#### REQUIRED WORK
Make an exact copy of all the entries, with the pictures left out.

#### SUPPLIED RECORDS

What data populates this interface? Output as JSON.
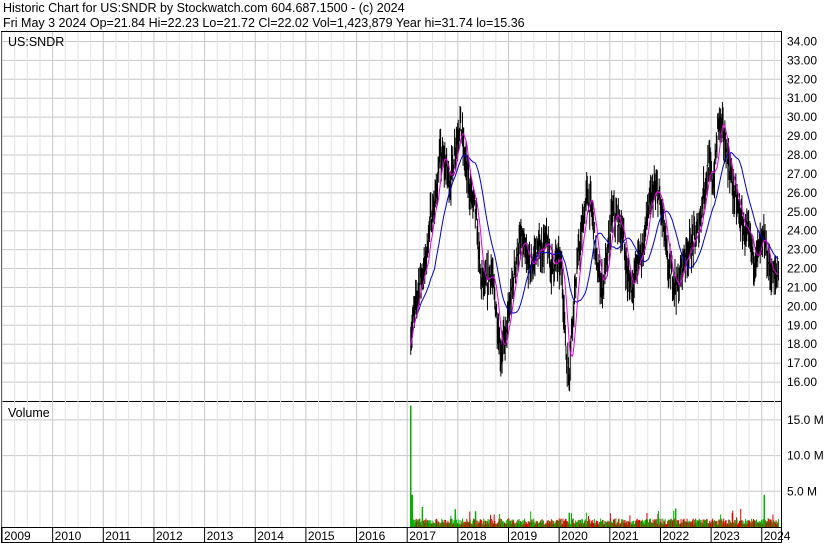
{
  "header": {
    "title": "Historic Chart for US:SNDR by Stockwatch.com 604.687.1500 - (c) 2024",
    "quote": "Fri May  3 2024   Op=21.84  Hi=22.23  Lo=21.72  Cl=22.02  Vol=1,423,879  Year hi=31.74  lo=15.36"
  },
  "price_panel": {
    "label": "US:SNDR"
  },
  "volume_panel": {
    "label": "Volume"
  },
  "colors": {
    "bars": "#000000",
    "ma_short": "#e000e0",
    "ma_long": "#0000d0",
    "vol_up": "#00b000",
    "vol_down": "#e00000",
    "grid": "#c8c8c8"
  },
  "chart_data": [
    {
      "type": "line",
      "title": "US:SNDR",
      "price_ticks": [
        "16.00",
        "17.00",
        "18.00",
        "19.00",
        "20.00",
        "21.00",
        "22.00",
        "23.00",
        "24.00",
        "25.00",
        "26.00",
        "27.00",
        "28.00",
        "29.00",
        "30.00",
        "31.00",
        "32.00",
        "33.00",
        "34.00"
      ],
      "ylim": [
        15,
        34.5
      ],
      "x_ticks": [
        "2009",
        "2010",
        "2011",
        "2012",
        "2013",
        "2014",
        "2015",
        "2016",
        "2017",
        "2018",
        "2019",
        "2020",
        "2021",
        "2022",
        "2023",
        "2024"
      ],
      "series": [
        {
          "x": [
            2017.07,
            2017.15,
            2017.25,
            2017.35,
            2017.45,
            2017.55,
            2017.65,
            2017.75,
            2017.85,
            2017.95,
            2018.05,
            2018.15,
            2018.25,
            2018.35,
            2018.45,
            2018.55,
            2018.65,
            2018.75,
            2018.85,
            2018.95,
            2019.05,
            2019.15,
            2019.25,
            2019.35,
            2019.45,
            2019.55,
            2019.65,
            2019.75,
            2019.85,
            2019.95,
            2020.05,
            2020.15,
            2020.2,
            2020.25,
            2020.35,
            2020.45,
            2020.55,
            2020.65,
            2020.75,
            2020.85,
            2020.95,
            2021.05,
            2021.15,
            2021.25,
            2021.35,
            2021.45,
            2021.55,
            2021.65,
            2021.75,
            2021.85,
            2021.95,
            2022.05,
            2022.15,
            2022.25,
            2022.35,
            2022.45,
            2022.55,
            2022.65,
            2022.75,
            2022.85,
            2022.95,
            2023.05,
            2023.15,
            2023.25,
            2023.35,
            2023.45,
            2023.55,
            2023.65,
            2023.75,
            2023.85,
            2023.95,
            2024.05,
            2024.15,
            2024.25,
            2024.34
          ],
          "values": [
            18.5,
            19.8,
            21.5,
            22.0,
            24.5,
            25.5,
            28.0,
            27.5,
            26.5,
            28.5,
            29.8,
            27.5,
            26.0,
            25.0,
            21.5,
            21.0,
            22.0,
            20.0,
            17.5,
            18.5,
            20.5,
            22.5,
            23.5,
            22.5,
            22.0,
            23.0,
            23.0,
            23.5,
            22.0,
            22.5,
            22.0,
            17.0,
            16.5,
            19.0,
            22.0,
            24.0,
            26.0,
            25.0,
            22.0,
            21.0,
            22.5,
            25.0,
            24.5,
            24.0,
            21.5,
            21.0,
            22.5,
            23.0,
            25.0,
            26.0,
            26.0,
            24.5,
            22.0,
            21.5,
            21.0,
            22.5,
            23.0,
            23.5,
            24.0,
            26.0,
            27.5,
            26.5,
            30.0,
            29.0,
            27.5,
            26.0,
            25.0,
            24.0,
            23.5,
            22.5,
            23.0,
            23.5,
            22.0,
            21.5,
            22.0
          ]
        }
      ]
    },
    {
      "type": "bar",
      "title": "Volume",
      "volume_ticks": [
        "5.0 M",
        "10.0 M",
        "15.0 M"
      ],
      "ylim": [
        0,
        17.5
      ],
      "volume_spikes": [
        {
          "x": 2017.07,
          "values": 17.0
        },
        {
          "x": 2017.1,
          "values": 4.5
        },
        {
          "x": 2017.3,
          "values": 2.8
        },
        {
          "x": 2017.95,
          "values": 2.5
        },
        {
          "x": 2018.35,
          "values": 2.2
        },
        {
          "x": 2020.2,
          "values": 2.0
        },
        {
          "x": 2022.3,
          "values": 2.6
        },
        {
          "x": 2024.05,
          "values": 4.5
        }
      ]
    }
  ]
}
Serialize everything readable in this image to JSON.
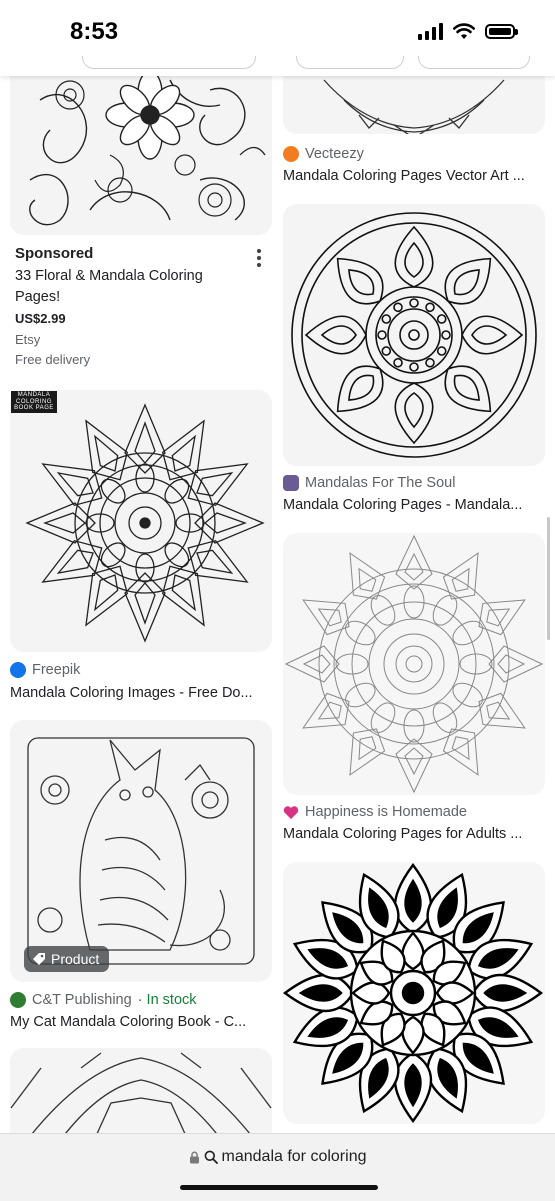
{
  "status_bar": {
    "time": "8:53"
  },
  "ad": {
    "label": "Sponsored",
    "title": "33 Floral & Mandala Coloring Pages!",
    "price": "US$2.99",
    "shop": "Etsy",
    "delivery": "Free delivery"
  },
  "left_results": [
    {
      "source": "Freepik",
      "title": "Mandala Coloring Images - Free Do...",
      "logo_text": "MANDALA COLORING BOOK PAGE"
    },
    {
      "source": "C&T Publishing",
      "source_extra": " · In stock",
      "title": "My Cat Mandala Coloring Book - C...",
      "badge": "Product"
    }
  ],
  "right_results": [
    {
      "source": "Vecteezy",
      "title": "Mandala Coloring Pages Vector Art ..."
    },
    {
      "source": "Mandalas For The Soul",
      "title": "Mandala Coloring Pages - Mandala..."
    },
    {
      "source": "Happiness is Homemade",
      "title": "Mandala Coloring Pages for Adults ..."
    }
  ],
  "url_bar": {
    "query": "mandala for coloring"
  },
  "colors": {
    "vecteezy": "#f47c20",
    "freepik": "#1273eb",
    "ct": "#2e7d32",
    "instock": "#188038",
    "heart": "#d63384"
  }
}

#### TASK SOLUTION
What data populates this interface? Output as JSON.
{
  "header": {
    "title": "Historic Chart for US:SNDR by Stockwatch.com 604.687.1500 - (c) 2024",
    "quote": "Fri May  3 2024   Op=21.84  Hi=22.23  Lo=21.72  Cl=22.02  Vol=1,423,879  Year hi=31.74  lo=15.36"
  },
  "price_panel": {
    "label": "US:SNDR"
  },
  "volume_panel": {
    "label": "Volume"
  },
  "colors": {
    "bars": "#000000",
    "ma_short": "#e000e0",
    "ma_long": "#0000d0",
    "vol_up": "#00b000",
    "vol_down": "#e00000",
    "grid": "#c8c8c8"
  },
  "chart_data": [
    {
      "type": "line",
      "title": "US:SNDR",
      "price_ticks": [
        "16.00",
        "17.00",
        "18.00",
        "19.00",
        "20.00",
        "21.00",
        "22.00",
        "23.00",
        "24.00",
        "25.00",
        "26.00",
        "27.00",
        "28.00",
        "29.00",
        "30.00",
        "31.00",
        "32.00",
        "33.00",
        "34.00"
      ],
      "ylim": [
        15,
        34.5
      ],
      "x_ticks": [
        "2009",
        "2010",
        "2011",
        "2012",
        "2013",
        "2014",
        "2015",
        "2016",
        "2017",
        "2018",
        "2019",
        "2020",
        "2021",
        "2022",
        "2023",
        "2024"
      ],
      "series": [
        {
          "x": [
            2017.07,
            2017.15,
            2017.25,
            2017.35,
            2017.45,
            2017.55,
            2017.65,
            2017.75,
            2017.85,
            2017.95,
            2018.05,
            2018.15,
            2018.25,
            2018.35,
            2018.45,
            2018.55,
            2018.65,
            2018.75,
            2018.85,
            2018.95,
            2019.05,
            2019.15,
            2019.25,
            2019.35,
            2019.45,
            2019.55,
            2019.65,
            2019.75,
            2019.85,
            2019.95,
            2020.05,
            2020.15,
            2020.2,
            2020.25,
            2020.35,
            2020.45,
            2020.55,
            2020.65,
            2020.75,
            2020.85,
            2020.95,
            2021.05,
            2021.15,
            2021.25,
            2021.35,
            2021.45,
            2021.55,
            2021.65,
            2021.75,
            2021.85,
            2021.95,
            2022.05,
            2022.15,
            2022.25,
            2022.35,
            2022.45,
            2022.55,
            2022.65,
            2022.75,
            2022.85,
            2022.95,
            2023.05,
            2023.15,
            2023.25,
            2023.35,
            2023.45,
            2023.55,
            2023.65,
            2023.75,
            2023.85,
            2023.95,
            2024.05,
            2024.15,
            2024.25,
            2024.34
          ],
          "values": [
            18.5,
            19.8,
            21.5,
            22.0,
            24.5,
            25.5,
            28.0,
            27.5,
            26.5,
            28.5,
            29.8,
            27.5,
            26.0,
            25.0,
            21.5,
            21.0,
            22.0,
            20.0,
            17.5,
            18.5,
            20.5,
            22.5,
            23.5,
            22.5,
            22.0,
            23.0,
            23.0,
            23.5,
            22.0,
            22.5,
            22.0,
            17.0,
            16.5,
            19.0,
            22.0,
            24.0,
            26.0,
            25.0,
            22.0,
            21.0,
            22.5,
            25.0,
            24.5,
            24.0,
            21.5,
            21.0,
            22.5,
            23.0,
            25.0,
            26.0,
            26.0,
            24.5,
            22.0,
            21.5,
            21.0,
            22.5,
            23.0,
            23.5,
            24.0,
            26.0,
            27.5,
            26.5,
            30.0,
            29.0,
            27.5,
            26.0,
            25.0,
            24.0,
            23.5,
            22.5,
            23.0,
            23.5,
            22.0,
            21.5,
            22.0
          ]
        }
      ]
    },
    {
      "type": "bar",
      "title": "Volume",
      "volume_ticks": [
        "5.0 M",
        "10.0 M",
        "15.0 M"
      ],
      "ylim": [
        0,
        17.5
      ],
      "volume_spikes": [
        {
          "x": 2017.07,
          "values": 17.0
        },
        {
          "x": 2017.1,
          "values": 4.5
        },
        {
          "x": 2017.3,
          "values": 2.8
        },
        {
          "x": 2017.95,
          "values": 2.5
        },
        {
          "x": 2018.35,
          "values": 2.2
        },
        {
          "x": 2020.2,
          "values": 2.0
        },
        {
          "x": 2022.3,
          "values": 2.6
        },
        {
          "x": 2024.05,
          "values": 4.5
        }
      ]
    }
  ]
}
Serialize everything readable in this image to JSON.
{
  "status_bar": {
    "time": "8:53"
  },
  "ad": {
    "label": "Sponsored",
    "title": "33 Floral & Mandala Coloring Pages!",
    "price": "US$2.99",
    "shop": "Etsy",
    "delivery": "Free delivery"
  },
  "left_results": [
    {
      "source": "Freepik",
      "title": "Mandala Coloring Images - Free Do...",
      "logo_text": "MANDALA COLORING BOOK PAGE"
    },
    {
      "source": "C&T Publishing",
      "source_extra": " · In stock",
      "title": "My Cat Mandala Coloring Book - C...",
      "badge": "Product"
    }
  ],
  "right_results": [
    {
      "source": "Vecteezy",
      "title": "Mandala Coloring Pages Vector Art ..."
    },
    {
      "source": "Mandalas For The Soul",
      "title": "Mandala Coloring Pages - Mandala..."
    },
    {
      "source": "Happiness is Homemade",
      "title": "Mandala Coloring Pages for Adults ..."
    }
  ],
  "url_bar": {
    "query": "mandala for coloring"
  },
  "colors": {
    "vecteezy": "#f47c20",
    "freepik": "#1273eb",
    "ct": "#2e7d32",
    "instock": "#188038",
    "heart": "#d63384"
  }
}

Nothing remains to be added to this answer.